* [What needs to be done]: Consider the records below. How many of their lines include the word "since"? State the number and nothing else.

_ _ _ _

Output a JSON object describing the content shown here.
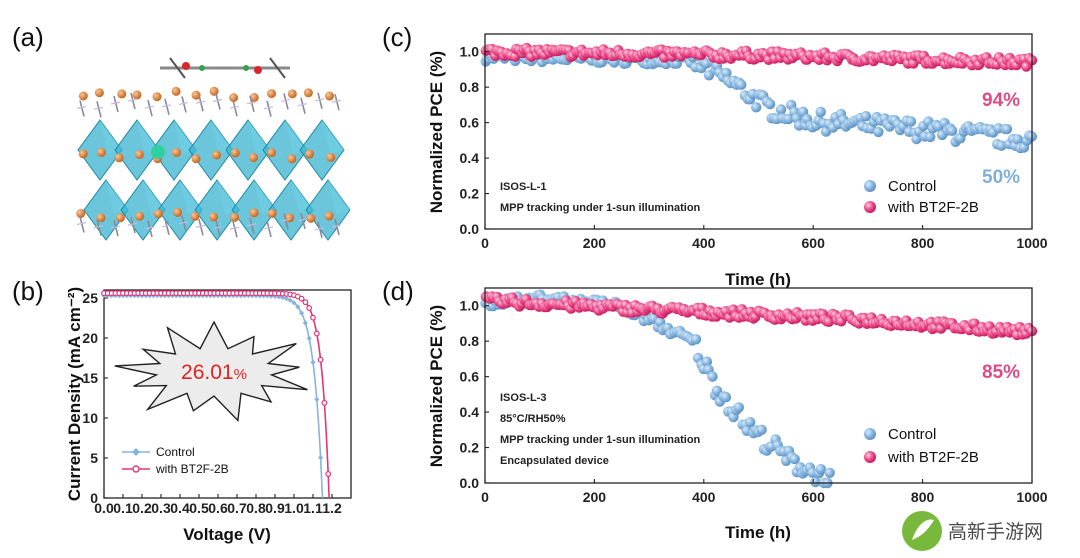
{
  "colors": {
    "control": "#87b3dc",
    "bt2f": "#e4357a",
    "pct_control": "#7fb0dc",
    "pct_bt2f": "#e04a86",
    "burst_text": "#e0241f"
  },
  "panel_a": {
    "label": "(a)"
  },
  "chart_data": [
    {
      "id": "b",
      "panel_label": "(b)",
      "type": "line",
      "xlabel": "Voltage (V)",
      "ylabel": "Current Density (mA cm⁻²)",
      "xlim": [
        0.0,
        1.3
      ],
      "ylim": [
        0,
        26
      ],
      "xticks": [
        "0.0",
        "0.1",
        "0.2",
        "0.3",
        "0.4",
        "0.5",
        "0.6",
        "0.7",
        "0.8",
        "0.9",
        "1.0",
        "1.1",
        "1.2"
      ],
      "yticks": [
        "0",
        "5",
        "10",
        "15",
        "20",
        "25"
      ],
      "series": [
        {
          "name": "Control",
          "color_key": "control",
          "jsc": 25.3,
          "voc": 1.15,
          "shape": 0.045
        },
        {
          "name": "with BT2F-2B",
          "color_key": "bt2f",
          "jsc": 25.6,
          "voc": 1.185,
          "shape": 0.04
        }
      ],
      "annotation": {
        "value": "26.01",
        "unit": "%"
      },
      "legend": "bottom-left"
    },
    {
      "id": "c",
      "panel_label": "(c)",
      "type": "scatter",
      "xlabel": "Time (h)",
      "ylabel": "Normalized PCE (%)",
      "xlim": [
        0,
        1000
      ],
      "ylim": [
        0.0,
        1.1
      ],
      "xticks": [
        "0",
        "200",
        "400",
        "600",
        "800",
        "1000"
      ],
      "yticks": [
        "0.0",
        "0.2",
        "0.4",
        "0.6",
        "0.8",
        "1.0"
      ],
      "notes": [
        "ISOS-L-1",
        "MPP tracking under 1-sun illumination"
      ],
      "series": [
        {
          "name": "Control",
          "color_key": "control",
          "trend": [
            [
              0,
              0.97
            ],
            [
              380,
              0.95
            ],
            [
              440,
              0.85
            ],
            [
              520,
              0.68
            ],
            [
              600,
              0.61
            ],
            [
              800,
              0.56
            ],
            [
              1000,
              0.5
            ]
          ]
        },
        {
          "name": "with BT2F-2B",
          "color_key": "bt2f",
          "trend": [
            [
              0,
              1.0
            ],
            [
              500,
              0.98
            ],
            [
              1000,
              0.94
            ]
          ]
        }
      ],
      "final_labels": [
        {
          "text": "94%",
          "color_key": "pct_bt2f"
        },
        {
          "text": "50%",
          "color_key": "pct_control"
        }
      ],
      "legend": "bottom-right"
    },
    {
      "id": "d",
      "panel_label": "(d)",
      "type": "scatter",
      "xlabel": "Time (h)",
      "ylabel": "Normalized PCE (%)",
      "xlim": [
        0,
        1000
      ],
      "ylim": [
        0.0,
        1.1
      ],
      "xticks": [
        "0",
        "200",
        "400",
        "600",
        "800",
        "1000"
      ],
      "yticks": [
        "0.0",
        "0.2",
        "0.4",
        "0.6",
        "0.8",
        "1.0"
      ],
      "notes": [
        "ISOS-L-3",
        "85°C/RH50%",
        "MPP tracking under 1-sun illumination",
        "Encapsulated device"
      ],
      "series": [
        {
          "name": "Control",
          "color_key": "control",
          "trend": [
            [
              0,
              1.02
            ],
            [
              100,
              1.04
            ],
            [
              250,
              1.0
            ],
            [
              300,
              0.92
            ],
            [
              380,
              0.8
            ],
            [
              420,
              0.55
            ],
            [
              480,
              0.32
            ],
            [
              560,
              0.12
            ],
            [
              630,
              0.02
            ]
          ]
        },
        {
          "name": "with BT2F-2B",
          "color_key": "bt2f",
          "trend": [
            [
              0,
              1.03
            ],
            [
              300,
              0.98
            ],
            [
              700,
              0.92
            ],
            [
              1000,
              0.85
            ]
          ]
        }
      ],
      "final_labels": [
        {
          "text": "85%",
          "color_key": "pct_bt2f"
        }
      ],
      "legend": "bottom-right"
    }
  ],
  "watermark": {
    "text": "高新手游网"
  }
}
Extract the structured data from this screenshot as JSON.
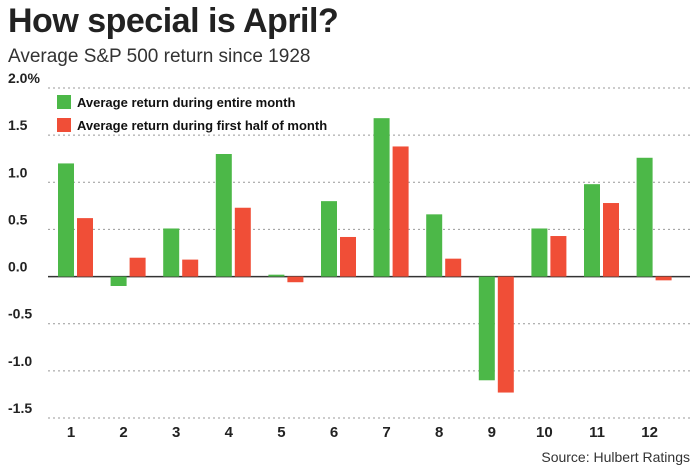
{
  "header": {
    "title": "How special is April?",
    "subtitle": "Average S&P 500 return since 1928"
  },
  "footer": {
    "source": "Source: Hulbert Ratings"
  },
  "colors": {
    "green": "#4cb848",
    "red": "#f04e37",
    "grid": "#999999",
    "zero_line": "#333333"
  },
  "chart_data": {
    "type": "bar",
    "title": "How special is April?",
    "subtitle": "Average S&P 500 return since 1928",
    "categories": [
      "1",
      "2",
      "3",
      "4",
      "5",
      "6",
      "7",
      "8",
      "9",
      "10",
      "11",
      "12"
    ],
    "series": [
      {
        "name": "Average return during entire month",
        "color": "#4cb848",
        "values": [
          1.2,
          -0.1,
          0.51,
          1.3,
          0.02,
          0.8,
          1.68,
          0.66,
          -1.1,
          0.51,
          0.98,
          1.26
        ]
      },
      {
        "name": "Average return during first half of month",
        "color": "#f04e37",
        "values": [
          0.62,
          0.2,
          0.18,
          0.73,
          -0.06,
          0.42,
          1.38,
          0.19,
          -1.23,
          0.43,
          0.78,
          -0.04
        ]
      }
    ],
    "y_ticks": [
      "2.0%",
      "1.5",
      "1.0",
      "0.5",
      "0.0",
      "-0.5",
      "-1.0",
      "-1.5"
    ],
    "ylim": [
      -1.5,
      2.0
    ],
    "grid": true,
    "legend_position": "top-left",
    "xlabel": "",
    "ylabel": ""
  }
}
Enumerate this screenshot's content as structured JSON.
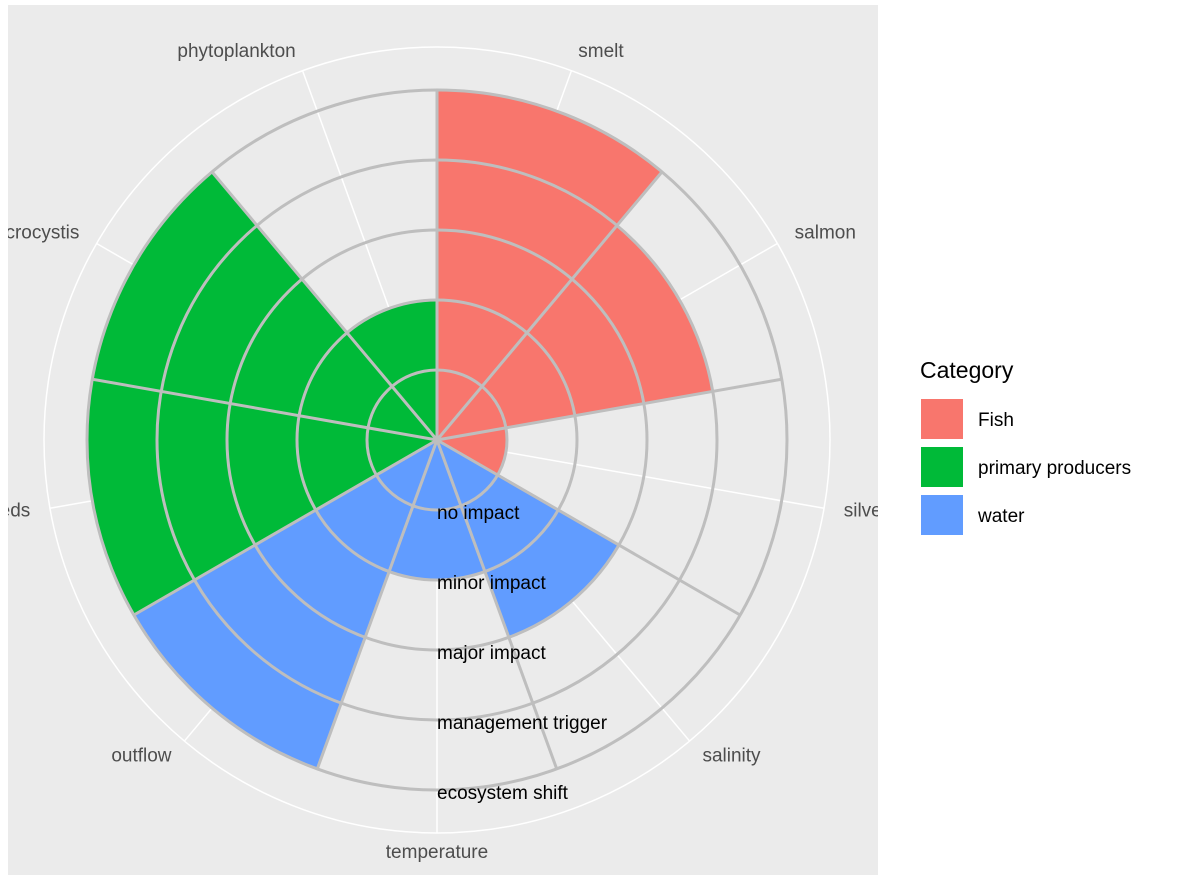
{
  "chart_data": {
    "type": "polar_bar",
    "categories": [
      "smelt",
      "salmon",
      "silver",
      "salinity",
      "temperature",
      "outflow",
      "weeds",
      "microcystis",
      "phytoplankton"
    ],
    "series": [
      {
        "name": "Fish",
        "color": "#F8766D",
        "values": [
          5,
          4,
          1,
          null,
          null,
          null,
          null,
          null,
          null
        ]
      },
      {
        "name": "primary producers",
        "color": "#00BA38",
        "values": [
          null,
          null,
          null,
          null,
          null,
          null,
          5,
          5,
          2
        ]
      },
      {
        "name": "water",
        "color": "#619CFF",
        "values": [
          null,
          null,
          null,
          3,
          2,
          5,
          null,
          null,
          null
        ]
      }
    ],
    "ylim": [
      0,
      5
    ],
    "yticks": [
      {
        "value": 1,
        "label": "no impact"
      },
      {
        "value": 2,
        "label": "minor impact"
      },
      {
        "value": 3,
        "label": "major impact"
      },
      {
        "value": 4,
        "label": "management trigger"
      },
      {
        "value": 5,
        "label": "ecosystem shift"
      }
    ],
    "legend_title": "Category",
    "legend_position": "right"
  }
}
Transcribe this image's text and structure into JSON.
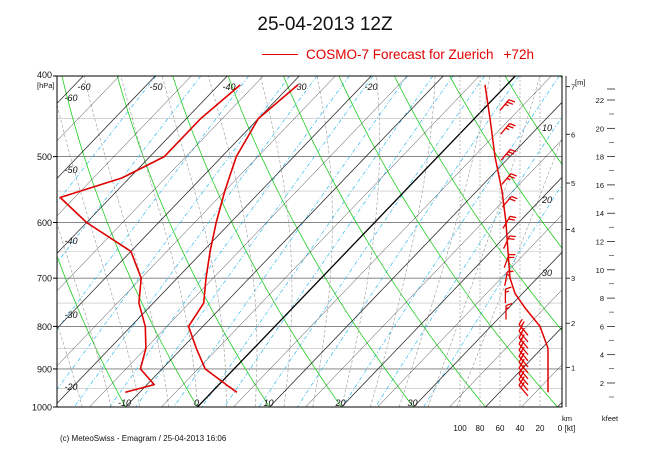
{
  "chart_data": {
    "type": "line",
    "title": "25-04-2013  12Z",
    "legend": {
      "series_label": "COSMO-7 Forecast for Zuerich",
      "lead_time": "+72h",
      "color": "#e00000"
    },
    "footer": "(c) MeteoSwiss - Emagram  /  25-04-2013  16:06",
    "y_axis": {
      "unit_label": "[hPa]",
      "scale": "log",
      "range": [
        400,
        1000
      ],
      "ticks": [
        "400",
        "500",
        "600",
        "700",
        "800",
        "900",
        "1000"
      ]
    },
    "x_axis": {
      "range": [
        -60,
        40
      ],
      "ticks": [
        "-10",
        "0",
        "10",
        "20",
        "30"
      ]
    },
    "isotherm_labels": [
      "-60",
      "-50",
      "-40",
      "-30",
      "-20",
      "-60",
      "-50",
      "-40",
      "-30",
      "-20"
    ],
    "mixing_ratio_labels": [
      "10",
      "20",
      "30"
    ],
    "height_axis": {
      "unit_label": "[m]",
      "ticks": [
        "7",
        "6",
        "5",
        "4",
        "3",
        "2",
        "1"
      ],
      "bottom_label": "km"
    },
    "kfeet_axis": {
      "ticks": [
        "22",
        "20",
        "18",
        "16",
        "14",
        "12",
        "10",
        "8",
        "6",
        "4",
        "2"
      ],
      "bottom_label": "kfeet"
    },
    "wind_axis": {
      "ticks": [
        "100",
        "80",
        "60",
        "40",
        "20",
        "0"
      ],
      "unit_label": "[kt]"
    },
    "series": [
      {
        "name": "temperature",
        "points": [
          [
            410,
            -29
          ],
          [
            450,
            -30
          ],
          [
            500,
            -28
          ],
          [
            550,
            -25
          ],
          [
            600,
            -22
          ],
          [
            650,
            -19
          ],
          [
            700,
            -16
          ],
          [
            750,
            -13
          ],
          [
            800,
            -12
          ],
          [
            850,
            -8
          ],
          [
            900,
            -4
          ],
          [
            940,
            1
          ],
          [
            960,
            3.5
          ]
        ]
      },
      {
        "name": "dewpoint",
        "points": [
          [
            410,
            -37
          ],
          [
            450,
            -38
          ],
          [
            500,
            -38
          ],
          [
            530,
            -41
          ],
          [
            560,
            -47
          ],
          [
            600,
            -40
          ],
          [
            650,
            -30
          ],
          [
            700,
            -25
          ],
          [
            750,
            -22
          ],
          [
            800,
            -18
          ],
          [
            850,
            -15
          ],
          [
            900,
            -13
          ],
          [
            940,
            -9
          ],
          [
            960,
            -12
          ]
        ]
      }
    ],
    "wind_profile": {
      "name": "wind speed",
      "points": [
        [
          410,
          75
        ],
        [
          450,
          70
        ],
        [
          500,
          65
        ],
        [
          550,
          58
        ],
        [
          600,
          54
        ],
        [
          650,
          52
        ],
        [
          700,
          50
        ],
        [
          730,
          45
        ],
        [
          760,
          35
        ],
        [
          800,
          20
        ],
        [
          850,
          12
        ],
        [
          900,
          12
        ],
        [
          960,
          12
        ]
      ]
    },
    "wind_barbs": [
      {
        "p": 440,
        "dir": 220,
        "kt": 25
      },
      {
        "p": 470,
        "dir": 220,
        "kt": 25
      },
      {
        "p": 505,
        "dir": 220,
        "kt": 25
      },
      {
        "p": 540,
        "dir": 220,
        "kt": 25
      },
      {
        "p": 575,
        "dir": 220,
        "kt": 20
      },
      {
        "p": 610,
        "dir": 210,
        "kt": 20
      },
      {
        "p": 645,
        "dir": 205,
        "kt": 20
      },
      {
        "p": 680,
        "dir": 200,
        "kt": 20
      },
      {
        "p": 715,
        "dir": 190,
        "kt": 15
      },
      {
        "p": 750,
        "dir": 180,
        "kt": 15
      },
      {
        "p": 785,
        "dir": 180,
        "kt": 15
      },
      {
        "p": 820,
        "dir": 140,
        "kt": 20
      },
      {
        "p": 835,
        "dir": 140,
        "kt": 20
      },
      {
        "p": 850,
        "dir": 140,
        "kt": 20
      },
      {
        "p": 865,
        "dir": 140,
        "kt": 20
      },
      {
        "p": 880,
        "dir": 140,
        "kt": 20
      },
      {
        "p": 895,
        "dir": 140,
        "kt": 20
      },
      {
        "p": 910,
        "dir": 140,
        "kt": 20
      },
      {
        "p": 925,
        "dir": 140,
        "kt": 20
      },
      {
        "p": 940,
        "dir": 140,
        "kt": 20
      },
      {
        "p": 955,
        "dir": 140,
        "kt": 20
      },
      {
        "p": 970,
        "dir": 140,
        "kt": 20
      }
    ],
    "colors": {
      "profile": "#e00000",
      "isotherm": "#222222",
      "dry_adiabat": "#22cc22",
      "moist_adiabat": "#999999",
      "mixing_ratio": "#33bbee",
      "grid": "#aaaaaa"
    }
  }
}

_ _ _ _

* [Answer to this task]: 2